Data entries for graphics

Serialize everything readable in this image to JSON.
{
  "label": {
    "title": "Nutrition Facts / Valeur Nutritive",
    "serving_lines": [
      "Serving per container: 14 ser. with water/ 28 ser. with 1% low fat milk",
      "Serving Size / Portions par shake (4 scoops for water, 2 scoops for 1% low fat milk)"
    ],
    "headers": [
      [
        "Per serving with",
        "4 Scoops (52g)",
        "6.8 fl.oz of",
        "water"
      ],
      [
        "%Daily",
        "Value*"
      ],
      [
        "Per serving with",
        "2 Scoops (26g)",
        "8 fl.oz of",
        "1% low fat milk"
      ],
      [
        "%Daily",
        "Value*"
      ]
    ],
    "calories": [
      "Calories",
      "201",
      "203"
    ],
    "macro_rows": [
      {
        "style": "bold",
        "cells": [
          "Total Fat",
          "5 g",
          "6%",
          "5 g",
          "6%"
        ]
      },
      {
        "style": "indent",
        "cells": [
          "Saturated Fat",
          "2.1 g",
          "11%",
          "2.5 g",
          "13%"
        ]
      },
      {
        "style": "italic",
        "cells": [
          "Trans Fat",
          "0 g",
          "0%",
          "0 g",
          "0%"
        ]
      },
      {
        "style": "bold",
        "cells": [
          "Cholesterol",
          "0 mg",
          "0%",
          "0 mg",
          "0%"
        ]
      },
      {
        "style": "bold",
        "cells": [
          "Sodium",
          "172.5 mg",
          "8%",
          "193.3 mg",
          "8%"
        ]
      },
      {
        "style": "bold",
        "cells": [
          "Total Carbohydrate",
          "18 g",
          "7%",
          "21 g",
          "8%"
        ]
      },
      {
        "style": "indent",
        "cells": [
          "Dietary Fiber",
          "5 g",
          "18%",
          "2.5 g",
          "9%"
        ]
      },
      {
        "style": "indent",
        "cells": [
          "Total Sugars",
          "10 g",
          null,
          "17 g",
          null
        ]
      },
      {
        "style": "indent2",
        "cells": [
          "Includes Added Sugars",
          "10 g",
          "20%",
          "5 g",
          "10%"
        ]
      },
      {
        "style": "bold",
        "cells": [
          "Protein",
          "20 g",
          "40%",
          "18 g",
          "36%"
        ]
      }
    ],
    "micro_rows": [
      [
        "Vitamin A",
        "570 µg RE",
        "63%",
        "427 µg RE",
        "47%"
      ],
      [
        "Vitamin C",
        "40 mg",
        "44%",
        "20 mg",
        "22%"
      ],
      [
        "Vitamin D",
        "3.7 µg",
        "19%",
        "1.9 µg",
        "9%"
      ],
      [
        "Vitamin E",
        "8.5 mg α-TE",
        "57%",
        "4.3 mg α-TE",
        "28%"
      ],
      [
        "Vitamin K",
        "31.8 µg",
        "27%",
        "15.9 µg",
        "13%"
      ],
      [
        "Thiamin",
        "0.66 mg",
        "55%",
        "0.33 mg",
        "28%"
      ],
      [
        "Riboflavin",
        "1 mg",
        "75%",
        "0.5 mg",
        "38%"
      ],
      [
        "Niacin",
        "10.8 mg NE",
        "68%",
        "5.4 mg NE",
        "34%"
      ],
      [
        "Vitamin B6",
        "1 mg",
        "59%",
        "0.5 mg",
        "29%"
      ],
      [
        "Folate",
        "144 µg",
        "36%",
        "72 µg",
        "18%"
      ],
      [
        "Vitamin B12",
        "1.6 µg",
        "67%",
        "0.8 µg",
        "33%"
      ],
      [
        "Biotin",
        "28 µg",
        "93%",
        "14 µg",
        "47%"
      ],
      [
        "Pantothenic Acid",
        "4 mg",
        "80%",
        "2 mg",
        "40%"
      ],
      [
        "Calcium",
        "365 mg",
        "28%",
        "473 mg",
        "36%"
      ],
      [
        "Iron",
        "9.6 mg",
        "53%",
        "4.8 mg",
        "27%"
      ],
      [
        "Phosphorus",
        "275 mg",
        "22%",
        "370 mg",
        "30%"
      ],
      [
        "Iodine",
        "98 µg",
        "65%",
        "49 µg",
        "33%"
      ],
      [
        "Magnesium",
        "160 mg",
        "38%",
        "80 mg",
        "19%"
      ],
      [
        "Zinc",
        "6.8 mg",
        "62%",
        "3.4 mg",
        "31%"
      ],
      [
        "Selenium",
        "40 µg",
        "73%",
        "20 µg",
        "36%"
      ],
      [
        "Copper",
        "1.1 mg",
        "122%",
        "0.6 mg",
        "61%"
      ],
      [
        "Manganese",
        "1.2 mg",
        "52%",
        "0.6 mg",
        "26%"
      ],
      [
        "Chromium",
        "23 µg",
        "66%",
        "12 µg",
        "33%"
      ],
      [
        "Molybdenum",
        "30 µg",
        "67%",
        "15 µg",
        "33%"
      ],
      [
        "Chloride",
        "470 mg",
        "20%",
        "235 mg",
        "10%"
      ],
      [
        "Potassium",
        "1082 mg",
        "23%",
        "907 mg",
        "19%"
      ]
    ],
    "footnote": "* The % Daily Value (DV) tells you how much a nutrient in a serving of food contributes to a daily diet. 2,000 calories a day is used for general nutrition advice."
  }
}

EXERCISE
All of the records must be retyped exactly as they are.

TASK RESPONSE
Serialize everything readable in this image to JSON.
{
  "label": {
    "title": "Nutrition Facts / Valeur Nutritive",
    "serving_lines": [
      "Serving per container: 14 ser. with water/ 28 ser. with 1% low fat milk",
      "Serving Size / Portions par shake (4 scoops for water, 2 scoops for 1% low fat milk)"
    ],
    "headers": [
      [
        "Per serving with",
        "4 Scoops (52g)",
        "6.8 fl.oz of",
        "water"
      ],
      [
        "%Daily",
        "Value*"
      ],
      [
        "Per serving with",
        "2 Scoops (26g)",
        "8 fl.oz of",
        "1% low fat milk"
      ],
      [
        "%Daily",
        "Value*"
      ]
    ],
    "calories": [
      "Calories",
      "201",
      "203"
    ],
    "macro_rows": [
      {
        "style": "bold",
        "cells": [
          "Total Fat",
          "5 g",
          "6%",
          "5 g",
          "6%"
        ]
      },
      {
        "style": "indent",
        "cells": [
          "Saturated Fat",
          "2.1 g",
          "11%",
          "2.5 g",
          "13%"
        ]
      },
      {
        "style": "italic",
        "cells": [
          "Trans Fat",
          "0 g",
          "0%",
          "0 g",
          "0%"
        ]
      },
      {
        "style": "bold",
        "cells": [
          "Cholesterol",
          "0 mg",
          "0%",
          "0 mg",
          "0%"
        ]
      },
      {
        "style": "bold",
        "cells": [
          "Sodium",
          "172.5 mg",
          "8%",
          "193.3 mg",
          "8%"
        ]
      },
      {
        "style": "bold",
        "cells": [
          "Total Carbohydrate",
          "18 g",
          "7%",
          "21 g",
          "8%"
        ]
      },
      {
        "style": "indent",
        "cells": [
          "Dietary Fiber",
          "5 g",
          "18%",
          "2.5 g",
          "9%"
        ]
      },
      {
        "style": "indent",
        "cells": [
          "Total Sugars",
          "10 g",
          null,
          "17 g",
          null
        ]
      },
      {
        "style": "indent2",
        "cells": [
          "Includes Added Sugars",
          "10 g",
          "20%",
          "5 g",
          "10%"
        ]
      },
      {
        "style": "bold",
        "cells": [
          "Protein",
          "20 g",
          "40%",
          "18 g",
          "36%"
        ]
      }
    ],
    "micro_rows": [
      [
        "Vitamin A",
        "570 µg RE",
        "63%",
        "427 µg RE",
        "47%"
      ],
      [
        "Vitamin C",
        "40 mg",
        "44%",
        "20 mg",
        "22%"
      ],
      [
        "Vitamin D",
        "3.7 µg",
        "19%",
        "1.9 µg",
        "9%"
      ],
      [
        "Vitamin E",
        "8.5 mg α-TE",
        "57%",
        "4.3 mg α-TE",
        "28%"
      ],
      [
        "Vitamin K",
        "31.8 µg",
        "27%",
        "15.9 µg",
        "13%"
      ],
      [
        "Thiamin",
        "0.66 mg",
        "55%",
        "0.33 mg",
        "28%"
      ],
      [
        "Riboflavin",
        "1 mg",
        "75%",
        "0.5 mg",
        "38%"
      ],
      [
        "Niacin",
        "10.8 mg NE",
        "68%",
        "5.4 mg NE",
        "34%"
      ],
      [
        "Vitamin B6",
        "1 mg",
        "59%",
        "0.5 mg",
        "29%"
      ],
      [
        "Folate",
        "144 µg",
        "36%",
        "72 µg",
        "18%"
      ],
      [
        "Vitamin B12",
        "1.6 µg",
        "67%",
        "0.8 µg",
        "33%"
      ],
      [
        "Biotin",
        "28 µg",
        "93%",
        "14 µg",
        "47%"
      ],
      [
        "Pantothenic Acid",
        "4 mg",
        "80%",
        "2 mg",
        "40%"
      ],
      [
        "Calcium",
        "365 mg",
        "28%",
        "473 mg",
        "36%"
      ],
      [
        "Iron",
        "9.6 mg",
        "53%",
        "4.8 mg",
        "27%"
      ],
      [
        "Phosphorus",
        "275 mg",
        "22%",
        "370 mg",
        "30%"
      ],
      [
        "Iodine",
        "98 µg",
        "65%",
        "49 µg",
        "33%"
      ],
      [
        "Magnesium",
        "160 mg",
        "38%",
        "80 mg",
        "19%"
      ],
      [
        "Zinc",
        "6.8 mg",
        "62%",
        "3.4 mg",
        "31%"
      ],
      [
        "Selenium",
        "40 µg",
        "73%",
        "20 µg",
        "36%"
      ],
      [
        "Copper",
        "1.1 mg",
        "122%",
        "0.6 mg",
        "61%"
      ],
      [
        "Manganese",
        "1.2 mg",
        "52%",
        "0.6 mg",
        "26%"
      ],
      [
        "Chromium",
        "23 µg",
        "66%",
        "12 µg",
        "33%"
      ],
      [
        "Molybdenum",
        "30 µg",
        "67%",
        "15 µg",
        "33%"
      ],
      [
        "Chloride",
        "470 mg",
        "20%",
        "235 mg",
        "10%"
      ],
      [
        "Potassium",
        "1082 mg",
        "23%",
        "907 mg",
        "19%"
      ]
    ],
    "footnote": "* The % Daily Value (DV) tells you how much a nutrient in a serving of food contributes to a daily diet. 2,000 calories a day is used for general nutrition advice."
  }
}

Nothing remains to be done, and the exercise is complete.